### Exercise directions
Locate the lines where "test" occurs and copy them as they stand.

* * * *

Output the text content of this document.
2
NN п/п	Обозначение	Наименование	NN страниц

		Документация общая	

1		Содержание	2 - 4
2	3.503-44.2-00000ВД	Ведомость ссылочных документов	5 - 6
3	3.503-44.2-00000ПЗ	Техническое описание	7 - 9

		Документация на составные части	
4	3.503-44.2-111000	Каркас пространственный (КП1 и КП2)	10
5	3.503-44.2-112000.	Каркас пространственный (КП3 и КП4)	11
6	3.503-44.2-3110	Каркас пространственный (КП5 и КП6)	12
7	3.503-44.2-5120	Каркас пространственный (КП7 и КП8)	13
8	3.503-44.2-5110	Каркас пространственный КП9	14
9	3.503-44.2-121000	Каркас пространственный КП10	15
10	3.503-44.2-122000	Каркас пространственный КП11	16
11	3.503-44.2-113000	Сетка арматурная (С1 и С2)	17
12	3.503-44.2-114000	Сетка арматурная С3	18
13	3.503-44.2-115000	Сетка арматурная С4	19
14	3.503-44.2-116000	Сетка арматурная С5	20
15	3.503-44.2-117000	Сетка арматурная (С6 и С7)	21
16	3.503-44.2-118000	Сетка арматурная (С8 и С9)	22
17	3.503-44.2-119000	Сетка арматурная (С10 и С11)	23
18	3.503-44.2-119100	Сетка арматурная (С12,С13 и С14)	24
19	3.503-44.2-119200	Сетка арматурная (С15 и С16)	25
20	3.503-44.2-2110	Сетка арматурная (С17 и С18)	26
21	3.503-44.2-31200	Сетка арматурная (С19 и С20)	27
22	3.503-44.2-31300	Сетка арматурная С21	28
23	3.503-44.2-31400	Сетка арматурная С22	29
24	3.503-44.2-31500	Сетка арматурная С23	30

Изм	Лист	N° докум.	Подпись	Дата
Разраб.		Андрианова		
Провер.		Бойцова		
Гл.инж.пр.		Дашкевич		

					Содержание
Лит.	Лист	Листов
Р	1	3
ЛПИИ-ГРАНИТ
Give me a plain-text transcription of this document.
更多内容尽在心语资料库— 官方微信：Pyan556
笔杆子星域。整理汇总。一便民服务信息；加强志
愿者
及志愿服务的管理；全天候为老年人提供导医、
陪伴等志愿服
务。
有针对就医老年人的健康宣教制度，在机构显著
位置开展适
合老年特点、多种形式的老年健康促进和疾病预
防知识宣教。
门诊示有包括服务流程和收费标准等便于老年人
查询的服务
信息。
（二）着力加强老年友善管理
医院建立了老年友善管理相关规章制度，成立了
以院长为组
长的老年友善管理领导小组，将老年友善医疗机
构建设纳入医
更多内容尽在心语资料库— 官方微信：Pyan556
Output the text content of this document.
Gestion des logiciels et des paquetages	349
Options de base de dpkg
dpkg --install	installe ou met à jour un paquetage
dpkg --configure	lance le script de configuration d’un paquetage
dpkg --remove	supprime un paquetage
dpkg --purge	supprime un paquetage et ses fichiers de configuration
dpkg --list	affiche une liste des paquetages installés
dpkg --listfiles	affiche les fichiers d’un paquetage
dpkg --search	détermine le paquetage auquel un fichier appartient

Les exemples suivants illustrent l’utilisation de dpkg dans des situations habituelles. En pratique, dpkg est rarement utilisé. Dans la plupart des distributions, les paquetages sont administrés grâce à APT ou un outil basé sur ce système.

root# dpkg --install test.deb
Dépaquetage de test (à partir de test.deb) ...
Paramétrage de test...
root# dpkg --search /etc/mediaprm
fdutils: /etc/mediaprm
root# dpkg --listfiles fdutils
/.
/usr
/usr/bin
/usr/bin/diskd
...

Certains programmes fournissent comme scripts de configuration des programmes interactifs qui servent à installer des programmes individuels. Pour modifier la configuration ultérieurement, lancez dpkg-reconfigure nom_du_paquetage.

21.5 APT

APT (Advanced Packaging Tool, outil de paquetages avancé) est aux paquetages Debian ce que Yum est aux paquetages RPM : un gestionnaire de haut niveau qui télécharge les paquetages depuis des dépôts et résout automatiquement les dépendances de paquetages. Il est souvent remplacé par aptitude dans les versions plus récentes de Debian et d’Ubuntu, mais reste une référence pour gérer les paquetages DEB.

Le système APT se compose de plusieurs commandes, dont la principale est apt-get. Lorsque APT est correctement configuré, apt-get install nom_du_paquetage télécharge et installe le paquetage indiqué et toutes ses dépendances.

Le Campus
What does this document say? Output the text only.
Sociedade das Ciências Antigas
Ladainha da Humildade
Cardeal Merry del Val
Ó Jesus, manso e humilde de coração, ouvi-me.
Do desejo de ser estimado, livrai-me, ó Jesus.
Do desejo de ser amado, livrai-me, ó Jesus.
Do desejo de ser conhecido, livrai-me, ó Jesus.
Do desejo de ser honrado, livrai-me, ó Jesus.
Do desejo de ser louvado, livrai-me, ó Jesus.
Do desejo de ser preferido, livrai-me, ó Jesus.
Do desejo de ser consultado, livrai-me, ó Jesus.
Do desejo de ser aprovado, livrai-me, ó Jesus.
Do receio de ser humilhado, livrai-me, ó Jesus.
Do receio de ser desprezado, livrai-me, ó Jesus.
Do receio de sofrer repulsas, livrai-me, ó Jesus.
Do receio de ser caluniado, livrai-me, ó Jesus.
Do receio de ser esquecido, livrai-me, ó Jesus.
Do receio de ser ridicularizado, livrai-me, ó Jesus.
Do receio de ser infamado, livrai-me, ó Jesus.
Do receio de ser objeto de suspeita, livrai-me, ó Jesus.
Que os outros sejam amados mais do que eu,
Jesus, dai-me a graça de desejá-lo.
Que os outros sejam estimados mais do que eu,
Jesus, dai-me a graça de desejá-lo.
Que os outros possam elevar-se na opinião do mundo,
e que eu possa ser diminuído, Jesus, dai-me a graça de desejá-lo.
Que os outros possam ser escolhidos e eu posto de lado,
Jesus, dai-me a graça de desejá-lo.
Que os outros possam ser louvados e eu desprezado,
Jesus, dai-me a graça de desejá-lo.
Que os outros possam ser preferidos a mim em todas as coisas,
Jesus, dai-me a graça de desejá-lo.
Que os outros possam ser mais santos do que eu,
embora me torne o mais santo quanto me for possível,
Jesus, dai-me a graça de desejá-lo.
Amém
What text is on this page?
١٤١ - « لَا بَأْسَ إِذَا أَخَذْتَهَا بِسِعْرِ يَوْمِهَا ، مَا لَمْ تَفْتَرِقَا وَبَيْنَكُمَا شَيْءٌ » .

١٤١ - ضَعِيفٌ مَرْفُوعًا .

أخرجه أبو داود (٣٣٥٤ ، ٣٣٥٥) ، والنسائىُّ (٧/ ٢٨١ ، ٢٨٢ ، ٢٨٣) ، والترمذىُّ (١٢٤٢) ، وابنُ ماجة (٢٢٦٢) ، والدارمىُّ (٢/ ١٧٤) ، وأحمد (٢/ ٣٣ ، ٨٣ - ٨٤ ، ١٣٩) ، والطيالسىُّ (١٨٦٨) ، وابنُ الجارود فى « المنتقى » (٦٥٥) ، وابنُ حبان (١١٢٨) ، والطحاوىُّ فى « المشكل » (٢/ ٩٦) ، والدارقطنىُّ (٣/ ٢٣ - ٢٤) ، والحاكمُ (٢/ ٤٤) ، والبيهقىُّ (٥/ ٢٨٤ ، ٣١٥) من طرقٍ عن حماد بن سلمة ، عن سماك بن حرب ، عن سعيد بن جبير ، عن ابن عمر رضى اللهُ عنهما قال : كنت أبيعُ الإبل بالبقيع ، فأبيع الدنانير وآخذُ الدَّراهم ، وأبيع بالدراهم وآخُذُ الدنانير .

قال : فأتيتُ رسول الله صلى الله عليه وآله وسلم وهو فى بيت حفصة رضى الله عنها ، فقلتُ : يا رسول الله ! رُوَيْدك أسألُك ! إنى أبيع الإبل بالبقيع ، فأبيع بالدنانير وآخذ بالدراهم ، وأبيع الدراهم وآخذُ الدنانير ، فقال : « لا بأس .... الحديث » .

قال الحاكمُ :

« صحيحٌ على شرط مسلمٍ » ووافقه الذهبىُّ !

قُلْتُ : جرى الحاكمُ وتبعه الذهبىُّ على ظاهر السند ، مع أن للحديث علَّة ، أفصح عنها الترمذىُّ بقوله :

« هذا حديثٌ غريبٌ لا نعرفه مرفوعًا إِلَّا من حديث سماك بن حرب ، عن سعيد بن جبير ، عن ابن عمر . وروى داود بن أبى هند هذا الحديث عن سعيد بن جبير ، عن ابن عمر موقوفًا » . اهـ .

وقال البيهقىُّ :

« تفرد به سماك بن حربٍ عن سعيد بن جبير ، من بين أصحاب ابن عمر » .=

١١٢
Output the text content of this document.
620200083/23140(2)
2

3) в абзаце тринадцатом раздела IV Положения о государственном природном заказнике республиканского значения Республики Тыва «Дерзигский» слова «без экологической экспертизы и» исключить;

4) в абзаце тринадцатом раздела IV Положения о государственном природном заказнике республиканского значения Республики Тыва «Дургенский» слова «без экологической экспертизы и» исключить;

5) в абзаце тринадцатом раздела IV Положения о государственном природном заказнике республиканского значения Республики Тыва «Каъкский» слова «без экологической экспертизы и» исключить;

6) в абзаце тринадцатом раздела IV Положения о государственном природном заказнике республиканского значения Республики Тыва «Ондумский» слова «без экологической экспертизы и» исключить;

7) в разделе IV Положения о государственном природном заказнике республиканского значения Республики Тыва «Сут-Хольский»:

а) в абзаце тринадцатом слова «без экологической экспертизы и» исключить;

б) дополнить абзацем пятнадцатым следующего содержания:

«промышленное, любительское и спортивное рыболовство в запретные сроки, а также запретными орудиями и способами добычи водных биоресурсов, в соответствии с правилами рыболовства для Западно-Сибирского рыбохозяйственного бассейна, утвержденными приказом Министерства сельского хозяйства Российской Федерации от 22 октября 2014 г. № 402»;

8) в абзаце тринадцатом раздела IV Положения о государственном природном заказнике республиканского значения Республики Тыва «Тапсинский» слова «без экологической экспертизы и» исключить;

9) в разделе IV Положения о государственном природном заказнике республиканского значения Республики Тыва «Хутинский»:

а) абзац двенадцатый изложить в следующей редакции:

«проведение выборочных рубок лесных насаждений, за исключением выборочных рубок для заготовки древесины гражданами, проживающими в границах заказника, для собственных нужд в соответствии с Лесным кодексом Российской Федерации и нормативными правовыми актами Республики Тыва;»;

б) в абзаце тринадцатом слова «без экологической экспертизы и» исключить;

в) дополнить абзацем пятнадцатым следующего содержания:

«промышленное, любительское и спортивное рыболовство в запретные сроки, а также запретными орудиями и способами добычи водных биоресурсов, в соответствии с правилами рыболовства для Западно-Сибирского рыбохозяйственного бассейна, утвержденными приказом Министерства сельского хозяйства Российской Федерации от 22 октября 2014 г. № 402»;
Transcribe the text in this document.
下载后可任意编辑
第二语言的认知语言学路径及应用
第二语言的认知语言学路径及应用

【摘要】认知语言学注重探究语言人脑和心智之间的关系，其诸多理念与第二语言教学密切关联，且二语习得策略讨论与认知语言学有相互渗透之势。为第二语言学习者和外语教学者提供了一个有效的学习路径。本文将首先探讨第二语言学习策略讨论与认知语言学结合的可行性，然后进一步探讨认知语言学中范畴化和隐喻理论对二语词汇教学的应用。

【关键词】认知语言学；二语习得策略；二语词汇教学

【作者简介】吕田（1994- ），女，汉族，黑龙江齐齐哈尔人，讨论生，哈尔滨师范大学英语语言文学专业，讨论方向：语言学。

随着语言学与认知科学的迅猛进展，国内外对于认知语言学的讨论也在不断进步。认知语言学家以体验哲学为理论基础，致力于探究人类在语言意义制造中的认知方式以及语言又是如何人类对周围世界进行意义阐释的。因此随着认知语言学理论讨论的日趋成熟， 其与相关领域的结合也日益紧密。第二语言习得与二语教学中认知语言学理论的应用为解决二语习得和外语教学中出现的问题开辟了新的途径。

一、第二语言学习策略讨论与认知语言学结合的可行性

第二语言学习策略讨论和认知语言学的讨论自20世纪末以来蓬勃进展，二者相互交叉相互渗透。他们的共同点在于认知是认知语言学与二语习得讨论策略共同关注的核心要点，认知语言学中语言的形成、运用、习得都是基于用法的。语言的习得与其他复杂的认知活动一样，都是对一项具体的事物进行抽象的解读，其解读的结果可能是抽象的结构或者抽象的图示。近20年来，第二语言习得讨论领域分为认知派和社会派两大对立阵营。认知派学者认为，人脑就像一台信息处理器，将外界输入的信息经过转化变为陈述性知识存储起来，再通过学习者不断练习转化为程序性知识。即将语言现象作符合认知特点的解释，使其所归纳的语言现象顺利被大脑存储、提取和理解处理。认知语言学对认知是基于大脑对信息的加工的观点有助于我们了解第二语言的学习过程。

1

* * * *

### Exercise output
root# dpkg --install test.deb
Dépaquetage de test (à partir de test.deb) ...
Paramétrage de test...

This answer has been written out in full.